* Goal
Without the images, print all the entries below exactly as given.

* Stored rows
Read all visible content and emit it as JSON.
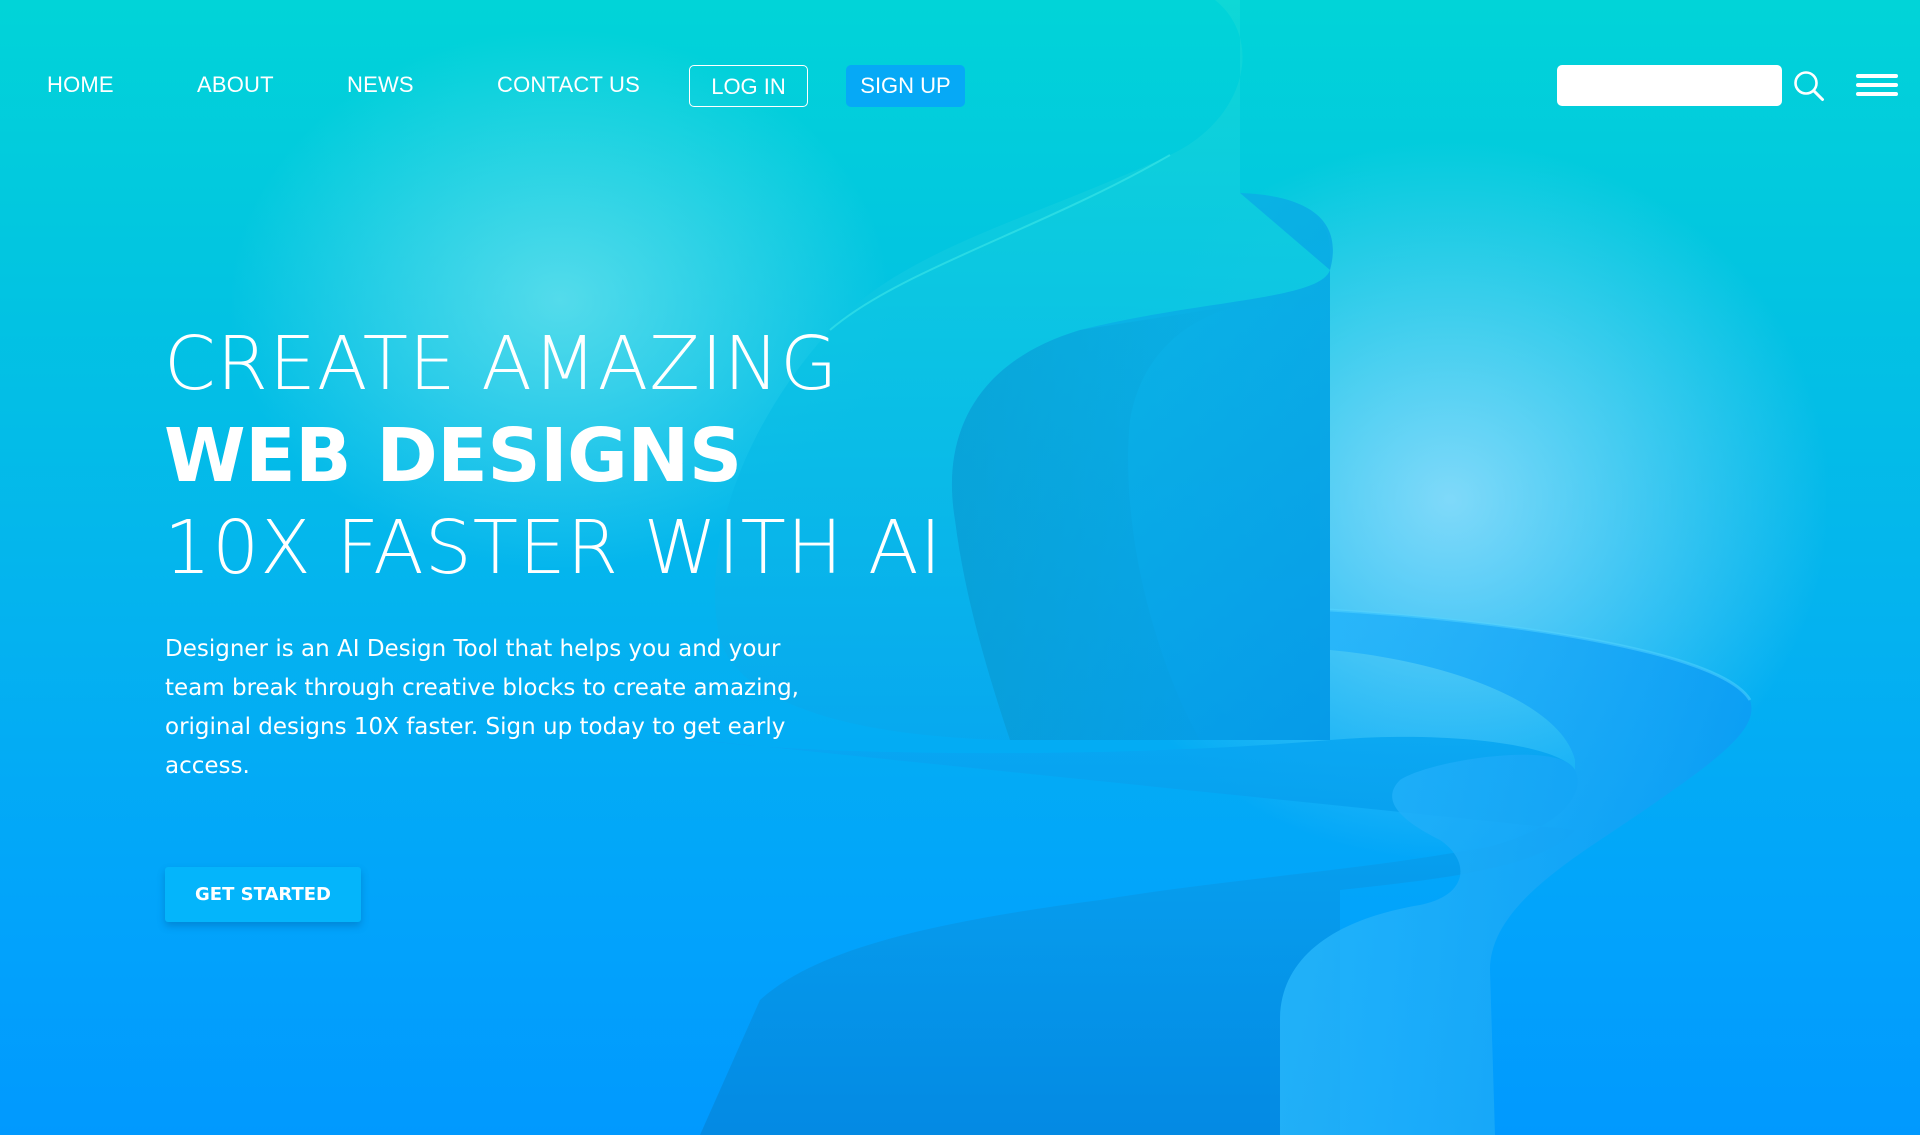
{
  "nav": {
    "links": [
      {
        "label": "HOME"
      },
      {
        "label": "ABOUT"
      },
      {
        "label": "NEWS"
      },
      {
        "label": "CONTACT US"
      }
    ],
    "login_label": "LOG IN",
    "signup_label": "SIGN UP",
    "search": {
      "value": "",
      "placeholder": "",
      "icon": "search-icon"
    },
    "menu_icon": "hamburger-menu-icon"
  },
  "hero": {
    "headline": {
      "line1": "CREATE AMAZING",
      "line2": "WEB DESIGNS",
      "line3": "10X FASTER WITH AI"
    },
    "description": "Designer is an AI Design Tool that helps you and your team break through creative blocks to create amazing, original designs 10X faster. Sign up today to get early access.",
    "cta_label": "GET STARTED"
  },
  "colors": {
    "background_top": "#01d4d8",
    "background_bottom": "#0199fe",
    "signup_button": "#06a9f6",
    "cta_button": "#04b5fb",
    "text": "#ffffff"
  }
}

* Worked answer
Read all visible content and emit it as JSON.
{
  "nav": {
    "links": [
      {
        "label": "HOME"
      },
      {
        "label": "ABOUT"
      },
      {
        "label": "NEWS"
      },
      {
        "label": "CONTACT US"
      }
    ],
    "login_label": "LOG IN",
    "signup_label": "SIGN UP",
    "search": {
      "value": "",
      "placeholder": "",
      "icon": "search-icon"
    },
    "menu_icon": "hamburger-menu-icon"
  },
  "hero": {
    "headline": {
      "line1": "CREATE AMAZING",
      "line2": "WEB DESIGNS",
      "line3": "10X FASTER WITH AI"
    },
    "description": "Designer is an AI Design Tool that helps you and your team break through creative blocks to create amazing, original designs 10X faster. Sign up today to get early access.",
    "cta_label": "GET STARTED"
  },
  "colors": {
    "background_top": "#01d4d8",
    "background_bottom": "#0199fe",
    "signup_button": "#06a9f6",
    "cta_button": "#04b5fb",
    "text": "#ffffff"
  }
}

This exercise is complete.